═════ Passage given

# Endless debate on black stuff on track



## Greg Elmassian (Jan 3, 2008)

Over on another forum, there's a seemingly endless debate about what causes black deposits on track.

There seems to be a contingent that wants to blame *ALL* deposits on only *ONE* thing.

Of course nothing is ever simple, if it was, the problem would be solved.









I've studied this a lot, and having a background in science, it helps to believe in physics not voodoo.

From my experience, and everyone I have talked to and taking into consideration every post on every forum I have read, I have come to the following conclusions:

*Plastic wheels OFTEN (but not always) will leave some black junk on the rails.*

This is affected by the brand of the wheels, how hot it gets, what (if any) solvents are used to clean track, other contaminants, and most importantly (in my mind) the sharpness of the curves. Of course running more often is directly related.

══════════

Instruction:
Using the thread about black deposits on track, list every factor it says affects the black junk that plastic wheels leave on the rails. The entries that follow are separate material and are unrelated to the thread above.

═════ Information shown

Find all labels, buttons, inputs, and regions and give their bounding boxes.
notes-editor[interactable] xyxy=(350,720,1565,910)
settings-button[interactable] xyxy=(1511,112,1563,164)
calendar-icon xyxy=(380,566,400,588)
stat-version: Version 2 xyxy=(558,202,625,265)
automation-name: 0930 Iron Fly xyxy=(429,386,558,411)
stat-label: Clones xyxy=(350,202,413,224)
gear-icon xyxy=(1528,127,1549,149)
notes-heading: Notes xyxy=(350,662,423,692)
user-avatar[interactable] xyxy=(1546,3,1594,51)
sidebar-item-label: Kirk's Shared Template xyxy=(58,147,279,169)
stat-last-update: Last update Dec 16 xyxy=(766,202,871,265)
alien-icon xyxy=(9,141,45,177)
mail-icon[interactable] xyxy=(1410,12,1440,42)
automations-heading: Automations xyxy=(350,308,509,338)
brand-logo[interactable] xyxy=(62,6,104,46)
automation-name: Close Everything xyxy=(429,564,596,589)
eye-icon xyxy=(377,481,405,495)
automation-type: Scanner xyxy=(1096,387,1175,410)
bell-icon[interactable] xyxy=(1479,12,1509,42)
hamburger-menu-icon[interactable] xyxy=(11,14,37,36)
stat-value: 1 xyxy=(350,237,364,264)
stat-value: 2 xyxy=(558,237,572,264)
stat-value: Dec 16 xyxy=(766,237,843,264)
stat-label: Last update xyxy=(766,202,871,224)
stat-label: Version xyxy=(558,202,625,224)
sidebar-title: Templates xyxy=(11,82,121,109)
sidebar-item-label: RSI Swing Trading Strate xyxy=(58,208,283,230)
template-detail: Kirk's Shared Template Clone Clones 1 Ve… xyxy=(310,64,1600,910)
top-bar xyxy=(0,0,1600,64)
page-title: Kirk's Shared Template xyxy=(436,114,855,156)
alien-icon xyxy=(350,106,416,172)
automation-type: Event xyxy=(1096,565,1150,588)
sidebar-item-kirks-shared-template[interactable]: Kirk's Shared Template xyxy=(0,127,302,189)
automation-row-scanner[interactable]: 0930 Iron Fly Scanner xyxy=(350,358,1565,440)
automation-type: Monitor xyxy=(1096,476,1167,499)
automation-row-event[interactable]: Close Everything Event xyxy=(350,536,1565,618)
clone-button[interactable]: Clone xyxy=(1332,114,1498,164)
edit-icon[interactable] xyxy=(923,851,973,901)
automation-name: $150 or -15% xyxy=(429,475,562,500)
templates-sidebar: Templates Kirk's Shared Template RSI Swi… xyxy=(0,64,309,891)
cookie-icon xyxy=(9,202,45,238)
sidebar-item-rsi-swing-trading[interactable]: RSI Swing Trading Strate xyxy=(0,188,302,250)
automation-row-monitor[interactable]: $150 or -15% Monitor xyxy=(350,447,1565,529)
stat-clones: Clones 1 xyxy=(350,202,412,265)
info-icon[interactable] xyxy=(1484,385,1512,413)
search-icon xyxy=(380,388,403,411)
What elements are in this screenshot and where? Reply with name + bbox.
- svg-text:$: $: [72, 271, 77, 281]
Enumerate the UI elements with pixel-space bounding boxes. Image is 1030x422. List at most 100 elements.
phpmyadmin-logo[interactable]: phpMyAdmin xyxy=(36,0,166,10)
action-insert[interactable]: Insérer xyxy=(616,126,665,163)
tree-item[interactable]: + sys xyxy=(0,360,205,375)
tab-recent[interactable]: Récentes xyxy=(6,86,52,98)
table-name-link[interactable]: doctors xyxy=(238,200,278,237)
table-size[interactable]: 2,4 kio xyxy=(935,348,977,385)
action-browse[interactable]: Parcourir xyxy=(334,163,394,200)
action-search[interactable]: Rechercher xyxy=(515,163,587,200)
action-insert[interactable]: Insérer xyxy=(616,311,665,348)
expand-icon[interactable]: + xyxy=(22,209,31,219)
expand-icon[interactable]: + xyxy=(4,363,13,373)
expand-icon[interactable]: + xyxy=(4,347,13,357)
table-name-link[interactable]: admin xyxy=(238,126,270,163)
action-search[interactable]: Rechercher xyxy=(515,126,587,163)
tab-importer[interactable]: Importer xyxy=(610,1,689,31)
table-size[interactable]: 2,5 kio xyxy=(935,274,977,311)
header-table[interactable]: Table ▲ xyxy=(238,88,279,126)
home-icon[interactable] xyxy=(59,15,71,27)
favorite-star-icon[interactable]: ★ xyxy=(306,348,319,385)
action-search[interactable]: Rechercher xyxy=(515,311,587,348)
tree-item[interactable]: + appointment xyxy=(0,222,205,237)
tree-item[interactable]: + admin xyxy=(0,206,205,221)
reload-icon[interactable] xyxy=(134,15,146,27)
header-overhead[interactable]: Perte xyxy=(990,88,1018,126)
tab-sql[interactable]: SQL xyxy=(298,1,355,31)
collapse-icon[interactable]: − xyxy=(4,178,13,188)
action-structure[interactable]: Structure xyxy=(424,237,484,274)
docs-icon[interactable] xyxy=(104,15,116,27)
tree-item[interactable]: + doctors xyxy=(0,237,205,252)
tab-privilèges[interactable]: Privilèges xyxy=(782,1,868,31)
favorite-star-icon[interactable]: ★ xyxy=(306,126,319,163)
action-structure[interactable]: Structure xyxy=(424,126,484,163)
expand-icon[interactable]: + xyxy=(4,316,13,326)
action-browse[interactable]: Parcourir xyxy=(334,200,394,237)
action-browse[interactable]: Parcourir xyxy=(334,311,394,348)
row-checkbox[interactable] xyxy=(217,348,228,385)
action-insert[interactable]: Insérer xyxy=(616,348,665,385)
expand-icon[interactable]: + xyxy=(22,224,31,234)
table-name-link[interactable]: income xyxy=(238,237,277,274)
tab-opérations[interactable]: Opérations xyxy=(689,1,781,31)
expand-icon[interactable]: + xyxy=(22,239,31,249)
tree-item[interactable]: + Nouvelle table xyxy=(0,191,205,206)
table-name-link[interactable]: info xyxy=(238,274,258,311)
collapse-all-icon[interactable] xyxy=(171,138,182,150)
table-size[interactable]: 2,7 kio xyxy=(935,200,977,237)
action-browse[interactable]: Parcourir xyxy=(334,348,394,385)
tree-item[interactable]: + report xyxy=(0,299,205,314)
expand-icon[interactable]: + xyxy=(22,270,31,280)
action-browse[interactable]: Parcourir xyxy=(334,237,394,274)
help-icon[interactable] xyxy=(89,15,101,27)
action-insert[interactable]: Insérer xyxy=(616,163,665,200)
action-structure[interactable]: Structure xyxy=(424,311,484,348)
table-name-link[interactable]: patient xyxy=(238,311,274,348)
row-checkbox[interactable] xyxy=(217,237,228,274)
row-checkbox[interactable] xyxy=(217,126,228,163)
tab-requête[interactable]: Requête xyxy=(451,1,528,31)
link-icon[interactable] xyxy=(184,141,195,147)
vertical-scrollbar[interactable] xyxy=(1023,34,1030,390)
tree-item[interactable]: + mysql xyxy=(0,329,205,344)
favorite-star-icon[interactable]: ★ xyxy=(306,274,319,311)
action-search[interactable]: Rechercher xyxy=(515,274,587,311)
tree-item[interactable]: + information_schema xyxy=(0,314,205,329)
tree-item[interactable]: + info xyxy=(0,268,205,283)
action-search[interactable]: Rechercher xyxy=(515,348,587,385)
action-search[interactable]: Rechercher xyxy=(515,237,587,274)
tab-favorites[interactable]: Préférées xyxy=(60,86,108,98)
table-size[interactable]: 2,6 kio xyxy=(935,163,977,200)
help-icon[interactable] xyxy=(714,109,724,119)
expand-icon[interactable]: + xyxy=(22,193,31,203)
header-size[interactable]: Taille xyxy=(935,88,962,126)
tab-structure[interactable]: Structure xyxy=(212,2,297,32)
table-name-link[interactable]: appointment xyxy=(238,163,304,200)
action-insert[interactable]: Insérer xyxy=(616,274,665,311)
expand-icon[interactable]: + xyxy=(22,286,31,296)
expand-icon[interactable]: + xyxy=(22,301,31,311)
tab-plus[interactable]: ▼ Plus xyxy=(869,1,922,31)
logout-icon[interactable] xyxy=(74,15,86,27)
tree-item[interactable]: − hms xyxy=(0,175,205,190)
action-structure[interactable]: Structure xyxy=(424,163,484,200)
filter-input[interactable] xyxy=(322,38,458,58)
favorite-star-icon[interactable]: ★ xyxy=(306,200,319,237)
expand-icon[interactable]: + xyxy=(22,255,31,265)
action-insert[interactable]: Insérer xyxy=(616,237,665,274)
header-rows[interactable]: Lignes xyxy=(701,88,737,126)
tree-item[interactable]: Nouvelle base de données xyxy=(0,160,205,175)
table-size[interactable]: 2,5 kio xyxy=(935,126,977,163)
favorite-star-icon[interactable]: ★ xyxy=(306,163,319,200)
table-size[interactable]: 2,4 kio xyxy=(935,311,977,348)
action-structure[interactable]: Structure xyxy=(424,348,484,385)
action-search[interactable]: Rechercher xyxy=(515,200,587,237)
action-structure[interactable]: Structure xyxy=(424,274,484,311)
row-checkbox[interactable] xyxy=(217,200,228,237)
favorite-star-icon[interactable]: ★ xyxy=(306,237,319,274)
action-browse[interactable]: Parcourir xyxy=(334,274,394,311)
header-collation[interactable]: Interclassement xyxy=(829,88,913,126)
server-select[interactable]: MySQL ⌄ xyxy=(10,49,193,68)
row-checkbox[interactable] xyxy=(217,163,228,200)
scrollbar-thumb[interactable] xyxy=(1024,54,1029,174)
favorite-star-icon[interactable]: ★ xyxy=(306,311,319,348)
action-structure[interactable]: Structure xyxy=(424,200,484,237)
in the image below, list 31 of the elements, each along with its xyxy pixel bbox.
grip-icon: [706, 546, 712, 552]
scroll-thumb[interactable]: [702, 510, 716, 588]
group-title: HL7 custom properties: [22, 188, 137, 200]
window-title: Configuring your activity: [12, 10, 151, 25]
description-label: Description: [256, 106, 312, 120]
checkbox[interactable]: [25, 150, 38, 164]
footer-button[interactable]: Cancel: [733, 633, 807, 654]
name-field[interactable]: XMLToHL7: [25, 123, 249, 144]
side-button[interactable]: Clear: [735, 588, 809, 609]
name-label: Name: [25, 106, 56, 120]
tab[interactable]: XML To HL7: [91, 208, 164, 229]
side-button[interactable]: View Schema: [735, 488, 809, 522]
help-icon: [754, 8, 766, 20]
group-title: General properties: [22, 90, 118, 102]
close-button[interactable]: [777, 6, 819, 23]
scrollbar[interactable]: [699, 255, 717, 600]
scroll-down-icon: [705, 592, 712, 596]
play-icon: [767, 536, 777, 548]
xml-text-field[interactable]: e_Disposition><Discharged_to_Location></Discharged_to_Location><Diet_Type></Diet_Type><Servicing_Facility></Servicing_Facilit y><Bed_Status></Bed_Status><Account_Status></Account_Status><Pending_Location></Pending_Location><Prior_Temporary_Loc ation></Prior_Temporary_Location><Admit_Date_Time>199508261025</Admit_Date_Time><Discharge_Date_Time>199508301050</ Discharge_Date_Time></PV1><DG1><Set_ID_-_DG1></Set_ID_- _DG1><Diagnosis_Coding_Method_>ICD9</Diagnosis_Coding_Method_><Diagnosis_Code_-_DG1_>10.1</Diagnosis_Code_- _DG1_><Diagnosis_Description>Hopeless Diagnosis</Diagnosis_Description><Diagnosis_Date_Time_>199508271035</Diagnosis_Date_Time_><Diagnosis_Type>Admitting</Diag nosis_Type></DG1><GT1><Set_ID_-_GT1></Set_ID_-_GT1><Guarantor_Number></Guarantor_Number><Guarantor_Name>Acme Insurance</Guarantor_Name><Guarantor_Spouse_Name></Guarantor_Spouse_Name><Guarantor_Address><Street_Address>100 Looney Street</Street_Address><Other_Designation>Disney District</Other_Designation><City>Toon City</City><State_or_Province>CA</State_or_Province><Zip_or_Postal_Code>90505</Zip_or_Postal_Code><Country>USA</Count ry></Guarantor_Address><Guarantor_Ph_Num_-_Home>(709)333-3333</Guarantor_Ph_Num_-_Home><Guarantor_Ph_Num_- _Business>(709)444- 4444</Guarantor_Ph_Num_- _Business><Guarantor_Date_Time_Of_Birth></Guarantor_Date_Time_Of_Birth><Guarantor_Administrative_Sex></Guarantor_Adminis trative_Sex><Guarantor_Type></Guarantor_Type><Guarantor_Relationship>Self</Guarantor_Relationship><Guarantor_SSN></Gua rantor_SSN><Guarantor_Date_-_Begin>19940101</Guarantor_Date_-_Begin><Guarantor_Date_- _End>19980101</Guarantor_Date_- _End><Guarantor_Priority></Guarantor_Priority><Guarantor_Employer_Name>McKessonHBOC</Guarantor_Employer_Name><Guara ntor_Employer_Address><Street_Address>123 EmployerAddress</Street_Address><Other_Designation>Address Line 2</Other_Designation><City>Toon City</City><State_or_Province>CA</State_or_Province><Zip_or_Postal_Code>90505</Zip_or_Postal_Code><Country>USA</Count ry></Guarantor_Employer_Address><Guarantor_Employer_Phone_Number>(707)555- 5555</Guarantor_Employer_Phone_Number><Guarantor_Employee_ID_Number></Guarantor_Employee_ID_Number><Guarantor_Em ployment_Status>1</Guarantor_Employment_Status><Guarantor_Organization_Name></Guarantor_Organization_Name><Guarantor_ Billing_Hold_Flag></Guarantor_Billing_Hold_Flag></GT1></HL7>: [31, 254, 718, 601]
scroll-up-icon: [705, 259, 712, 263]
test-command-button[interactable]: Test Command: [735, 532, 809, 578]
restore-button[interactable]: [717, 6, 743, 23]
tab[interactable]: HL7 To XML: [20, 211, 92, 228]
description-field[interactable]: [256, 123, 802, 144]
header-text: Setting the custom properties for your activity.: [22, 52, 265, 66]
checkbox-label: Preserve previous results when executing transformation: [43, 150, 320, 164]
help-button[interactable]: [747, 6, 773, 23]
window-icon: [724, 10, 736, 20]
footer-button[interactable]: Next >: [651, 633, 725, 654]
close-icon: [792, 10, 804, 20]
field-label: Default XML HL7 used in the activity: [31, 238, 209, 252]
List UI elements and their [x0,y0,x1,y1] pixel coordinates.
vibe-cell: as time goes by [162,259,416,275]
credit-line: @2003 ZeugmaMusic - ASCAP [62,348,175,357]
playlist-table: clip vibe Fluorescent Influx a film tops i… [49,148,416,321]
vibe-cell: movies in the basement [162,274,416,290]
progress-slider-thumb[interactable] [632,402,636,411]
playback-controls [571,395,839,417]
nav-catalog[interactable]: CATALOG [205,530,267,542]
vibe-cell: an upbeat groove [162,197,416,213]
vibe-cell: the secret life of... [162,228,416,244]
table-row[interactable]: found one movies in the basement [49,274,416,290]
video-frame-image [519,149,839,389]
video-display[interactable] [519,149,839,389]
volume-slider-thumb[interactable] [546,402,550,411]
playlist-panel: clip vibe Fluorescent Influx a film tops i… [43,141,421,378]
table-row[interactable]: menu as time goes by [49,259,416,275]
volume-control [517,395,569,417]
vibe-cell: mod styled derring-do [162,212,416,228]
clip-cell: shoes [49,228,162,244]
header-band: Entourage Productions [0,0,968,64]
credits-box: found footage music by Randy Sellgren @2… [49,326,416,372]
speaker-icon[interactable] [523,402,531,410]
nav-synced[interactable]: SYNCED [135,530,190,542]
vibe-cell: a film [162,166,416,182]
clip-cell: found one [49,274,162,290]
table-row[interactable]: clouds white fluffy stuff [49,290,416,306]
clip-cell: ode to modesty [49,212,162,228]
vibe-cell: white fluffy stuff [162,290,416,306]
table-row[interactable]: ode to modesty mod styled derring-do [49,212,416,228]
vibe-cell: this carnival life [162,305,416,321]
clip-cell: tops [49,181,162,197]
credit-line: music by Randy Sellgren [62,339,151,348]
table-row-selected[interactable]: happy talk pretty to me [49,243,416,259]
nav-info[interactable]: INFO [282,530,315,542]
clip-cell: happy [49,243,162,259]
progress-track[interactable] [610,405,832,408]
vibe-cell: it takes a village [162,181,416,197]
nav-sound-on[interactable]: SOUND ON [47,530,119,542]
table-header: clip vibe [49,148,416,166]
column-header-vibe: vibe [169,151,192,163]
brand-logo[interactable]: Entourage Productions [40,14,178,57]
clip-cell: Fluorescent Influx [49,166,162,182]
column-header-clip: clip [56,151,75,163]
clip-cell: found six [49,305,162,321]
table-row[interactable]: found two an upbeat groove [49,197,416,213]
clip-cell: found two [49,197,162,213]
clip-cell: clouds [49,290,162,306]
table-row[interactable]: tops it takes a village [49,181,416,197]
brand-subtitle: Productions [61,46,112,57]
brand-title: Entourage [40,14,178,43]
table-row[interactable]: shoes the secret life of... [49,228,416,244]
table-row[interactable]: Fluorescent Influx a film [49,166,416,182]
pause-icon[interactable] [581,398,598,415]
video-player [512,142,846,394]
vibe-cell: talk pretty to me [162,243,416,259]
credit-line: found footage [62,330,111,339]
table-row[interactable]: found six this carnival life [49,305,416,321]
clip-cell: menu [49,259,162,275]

══════════

Answer for this exercise:
- The brand of the wheels
- How hot it gets
- What (if any) solvents are used to clean track
- Other contaminants
- The sharpness of the curves
- Running more often